Examine each line of the data. Copy those that contain the string "Bibliothek".
* * * * * * * * *
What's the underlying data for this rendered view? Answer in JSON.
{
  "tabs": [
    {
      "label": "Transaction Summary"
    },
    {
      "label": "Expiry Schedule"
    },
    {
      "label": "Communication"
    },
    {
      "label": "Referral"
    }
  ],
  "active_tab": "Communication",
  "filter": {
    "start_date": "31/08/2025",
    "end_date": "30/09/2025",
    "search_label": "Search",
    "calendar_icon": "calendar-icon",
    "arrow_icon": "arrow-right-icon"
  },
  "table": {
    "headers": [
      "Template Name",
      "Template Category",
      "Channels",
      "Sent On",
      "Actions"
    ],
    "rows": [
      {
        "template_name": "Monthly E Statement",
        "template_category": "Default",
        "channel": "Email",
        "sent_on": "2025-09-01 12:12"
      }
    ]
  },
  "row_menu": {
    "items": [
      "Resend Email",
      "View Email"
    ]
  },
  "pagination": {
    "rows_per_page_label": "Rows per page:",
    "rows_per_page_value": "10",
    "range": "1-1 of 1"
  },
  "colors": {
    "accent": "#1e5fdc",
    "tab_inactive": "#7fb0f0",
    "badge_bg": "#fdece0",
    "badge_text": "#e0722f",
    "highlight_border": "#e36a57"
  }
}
* * * * * * * * *
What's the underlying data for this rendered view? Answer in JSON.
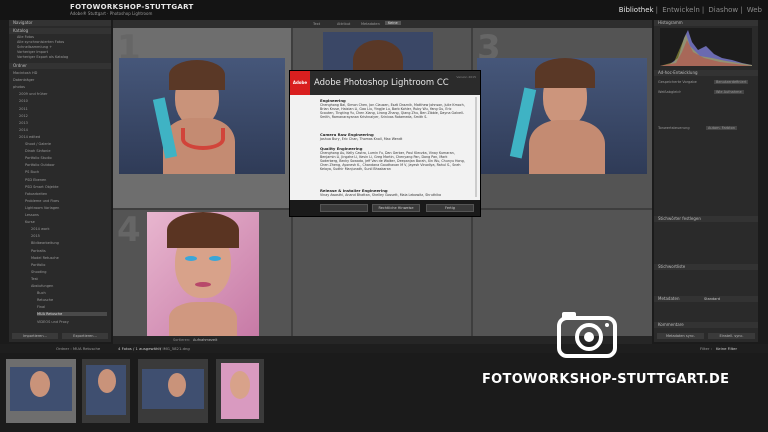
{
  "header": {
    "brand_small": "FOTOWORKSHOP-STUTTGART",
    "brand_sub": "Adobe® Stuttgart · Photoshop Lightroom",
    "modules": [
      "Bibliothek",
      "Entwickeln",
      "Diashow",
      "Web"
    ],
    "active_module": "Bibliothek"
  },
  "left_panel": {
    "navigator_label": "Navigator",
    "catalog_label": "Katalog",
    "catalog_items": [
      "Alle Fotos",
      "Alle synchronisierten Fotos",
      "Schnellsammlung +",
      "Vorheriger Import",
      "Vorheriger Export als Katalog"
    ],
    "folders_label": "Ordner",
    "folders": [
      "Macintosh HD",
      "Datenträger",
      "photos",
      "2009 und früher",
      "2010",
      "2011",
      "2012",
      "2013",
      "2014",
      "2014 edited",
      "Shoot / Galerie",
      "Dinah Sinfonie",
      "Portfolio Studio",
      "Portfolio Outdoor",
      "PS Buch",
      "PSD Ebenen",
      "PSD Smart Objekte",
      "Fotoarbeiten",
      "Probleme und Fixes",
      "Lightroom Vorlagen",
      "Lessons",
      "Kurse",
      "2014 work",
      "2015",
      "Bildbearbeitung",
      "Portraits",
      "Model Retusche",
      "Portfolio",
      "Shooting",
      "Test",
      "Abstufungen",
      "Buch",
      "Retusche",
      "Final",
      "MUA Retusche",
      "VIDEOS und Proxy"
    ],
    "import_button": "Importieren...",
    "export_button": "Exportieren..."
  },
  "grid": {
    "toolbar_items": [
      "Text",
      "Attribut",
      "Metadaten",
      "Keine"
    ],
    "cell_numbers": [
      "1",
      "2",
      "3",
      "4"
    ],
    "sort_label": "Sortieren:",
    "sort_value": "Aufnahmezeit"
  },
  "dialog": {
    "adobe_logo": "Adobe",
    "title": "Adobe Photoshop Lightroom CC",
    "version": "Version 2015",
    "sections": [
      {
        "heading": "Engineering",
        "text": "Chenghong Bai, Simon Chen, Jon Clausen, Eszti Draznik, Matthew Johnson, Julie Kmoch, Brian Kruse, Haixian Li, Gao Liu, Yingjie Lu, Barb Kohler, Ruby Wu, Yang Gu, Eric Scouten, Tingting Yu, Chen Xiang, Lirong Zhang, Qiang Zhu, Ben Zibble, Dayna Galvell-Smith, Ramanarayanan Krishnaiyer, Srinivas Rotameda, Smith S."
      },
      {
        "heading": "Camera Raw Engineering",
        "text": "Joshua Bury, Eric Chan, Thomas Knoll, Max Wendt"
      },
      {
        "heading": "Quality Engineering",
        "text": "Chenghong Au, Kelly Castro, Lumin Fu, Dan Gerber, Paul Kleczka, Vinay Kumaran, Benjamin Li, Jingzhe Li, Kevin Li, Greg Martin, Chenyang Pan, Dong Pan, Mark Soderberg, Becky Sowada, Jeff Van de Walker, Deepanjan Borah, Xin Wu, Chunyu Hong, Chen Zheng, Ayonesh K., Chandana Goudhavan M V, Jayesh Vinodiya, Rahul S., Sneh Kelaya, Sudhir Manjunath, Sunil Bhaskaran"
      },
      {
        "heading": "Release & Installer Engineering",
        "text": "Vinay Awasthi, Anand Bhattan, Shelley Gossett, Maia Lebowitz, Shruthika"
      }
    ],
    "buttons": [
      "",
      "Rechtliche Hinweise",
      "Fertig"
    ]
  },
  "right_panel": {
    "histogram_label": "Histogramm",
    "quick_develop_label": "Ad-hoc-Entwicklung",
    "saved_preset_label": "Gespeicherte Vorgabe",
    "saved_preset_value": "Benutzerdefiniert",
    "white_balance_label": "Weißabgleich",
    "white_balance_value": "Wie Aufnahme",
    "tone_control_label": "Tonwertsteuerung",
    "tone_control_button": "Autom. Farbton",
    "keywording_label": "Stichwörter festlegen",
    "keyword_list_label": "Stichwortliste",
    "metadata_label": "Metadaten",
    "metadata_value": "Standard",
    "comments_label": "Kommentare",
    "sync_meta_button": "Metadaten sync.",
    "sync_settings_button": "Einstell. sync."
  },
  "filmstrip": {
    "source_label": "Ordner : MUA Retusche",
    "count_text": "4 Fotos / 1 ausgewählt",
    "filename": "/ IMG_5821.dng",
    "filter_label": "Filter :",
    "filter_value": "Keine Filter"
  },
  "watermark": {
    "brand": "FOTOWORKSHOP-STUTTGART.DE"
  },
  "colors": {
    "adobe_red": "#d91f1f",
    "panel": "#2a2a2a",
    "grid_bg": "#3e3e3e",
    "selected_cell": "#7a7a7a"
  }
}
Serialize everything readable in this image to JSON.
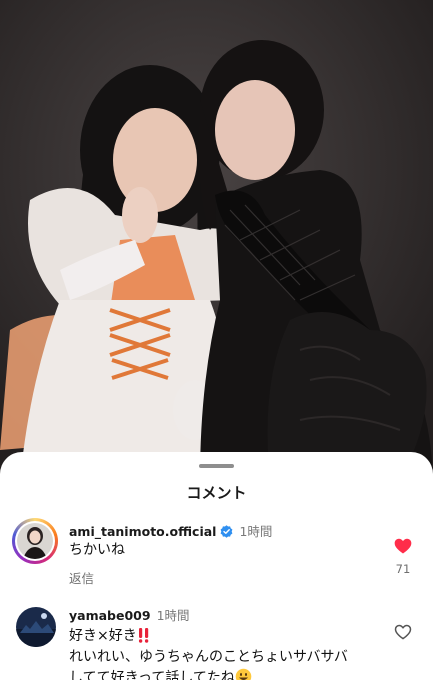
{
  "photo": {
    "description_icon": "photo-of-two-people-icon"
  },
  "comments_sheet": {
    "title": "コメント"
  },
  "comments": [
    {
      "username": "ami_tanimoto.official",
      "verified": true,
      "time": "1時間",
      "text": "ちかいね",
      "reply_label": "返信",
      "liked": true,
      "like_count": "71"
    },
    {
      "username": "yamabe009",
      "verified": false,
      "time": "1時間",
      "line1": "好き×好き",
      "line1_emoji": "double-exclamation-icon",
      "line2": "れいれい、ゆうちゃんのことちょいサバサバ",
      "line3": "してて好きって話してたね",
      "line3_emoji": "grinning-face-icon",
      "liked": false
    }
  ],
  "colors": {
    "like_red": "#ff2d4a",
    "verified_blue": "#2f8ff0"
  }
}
* * * * * * * * *
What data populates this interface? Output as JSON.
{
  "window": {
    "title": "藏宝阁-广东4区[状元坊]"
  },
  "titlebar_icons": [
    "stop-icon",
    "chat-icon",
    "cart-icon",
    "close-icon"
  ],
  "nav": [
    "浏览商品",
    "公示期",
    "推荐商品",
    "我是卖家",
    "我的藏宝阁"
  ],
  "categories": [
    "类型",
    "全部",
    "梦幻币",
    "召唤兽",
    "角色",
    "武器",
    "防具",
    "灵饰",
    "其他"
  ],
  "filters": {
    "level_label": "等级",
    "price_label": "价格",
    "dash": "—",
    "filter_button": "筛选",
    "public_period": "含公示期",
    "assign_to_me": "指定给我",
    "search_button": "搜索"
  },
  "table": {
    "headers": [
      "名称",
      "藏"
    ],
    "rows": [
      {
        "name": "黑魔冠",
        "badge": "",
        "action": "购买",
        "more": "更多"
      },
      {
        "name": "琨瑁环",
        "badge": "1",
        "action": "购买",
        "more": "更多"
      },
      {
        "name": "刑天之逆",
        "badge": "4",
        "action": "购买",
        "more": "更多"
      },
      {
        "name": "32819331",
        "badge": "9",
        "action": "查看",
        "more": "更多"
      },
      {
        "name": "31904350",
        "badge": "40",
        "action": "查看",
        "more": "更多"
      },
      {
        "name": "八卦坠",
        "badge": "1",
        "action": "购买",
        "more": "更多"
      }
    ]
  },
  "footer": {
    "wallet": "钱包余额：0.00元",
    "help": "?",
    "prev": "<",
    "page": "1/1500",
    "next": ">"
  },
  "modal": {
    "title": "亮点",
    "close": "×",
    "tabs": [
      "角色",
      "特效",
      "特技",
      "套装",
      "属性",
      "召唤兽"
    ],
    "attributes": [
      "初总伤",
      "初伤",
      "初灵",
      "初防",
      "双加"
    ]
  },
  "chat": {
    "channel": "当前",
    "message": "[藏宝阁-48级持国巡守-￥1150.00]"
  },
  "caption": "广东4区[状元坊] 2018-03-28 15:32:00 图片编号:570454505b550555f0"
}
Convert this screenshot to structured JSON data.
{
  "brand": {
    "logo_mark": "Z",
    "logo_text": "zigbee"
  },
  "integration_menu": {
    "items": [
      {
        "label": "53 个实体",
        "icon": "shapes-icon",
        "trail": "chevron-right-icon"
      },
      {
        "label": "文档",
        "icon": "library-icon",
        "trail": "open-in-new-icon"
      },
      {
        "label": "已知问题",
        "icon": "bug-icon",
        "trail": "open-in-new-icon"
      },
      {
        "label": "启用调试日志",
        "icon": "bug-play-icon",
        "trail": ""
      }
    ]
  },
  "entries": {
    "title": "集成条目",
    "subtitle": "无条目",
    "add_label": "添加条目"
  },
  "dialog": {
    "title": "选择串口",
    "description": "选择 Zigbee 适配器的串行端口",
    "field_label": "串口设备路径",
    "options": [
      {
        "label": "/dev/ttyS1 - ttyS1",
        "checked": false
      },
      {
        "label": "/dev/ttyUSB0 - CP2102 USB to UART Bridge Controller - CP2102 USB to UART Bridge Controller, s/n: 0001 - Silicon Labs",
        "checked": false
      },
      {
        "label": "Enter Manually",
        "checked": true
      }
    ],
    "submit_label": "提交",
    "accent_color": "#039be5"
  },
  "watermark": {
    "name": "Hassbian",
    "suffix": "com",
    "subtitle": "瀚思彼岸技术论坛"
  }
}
* * * * * * * * *
Task solution »
      "Bibliothek",
    "active_module": "Bibliothek"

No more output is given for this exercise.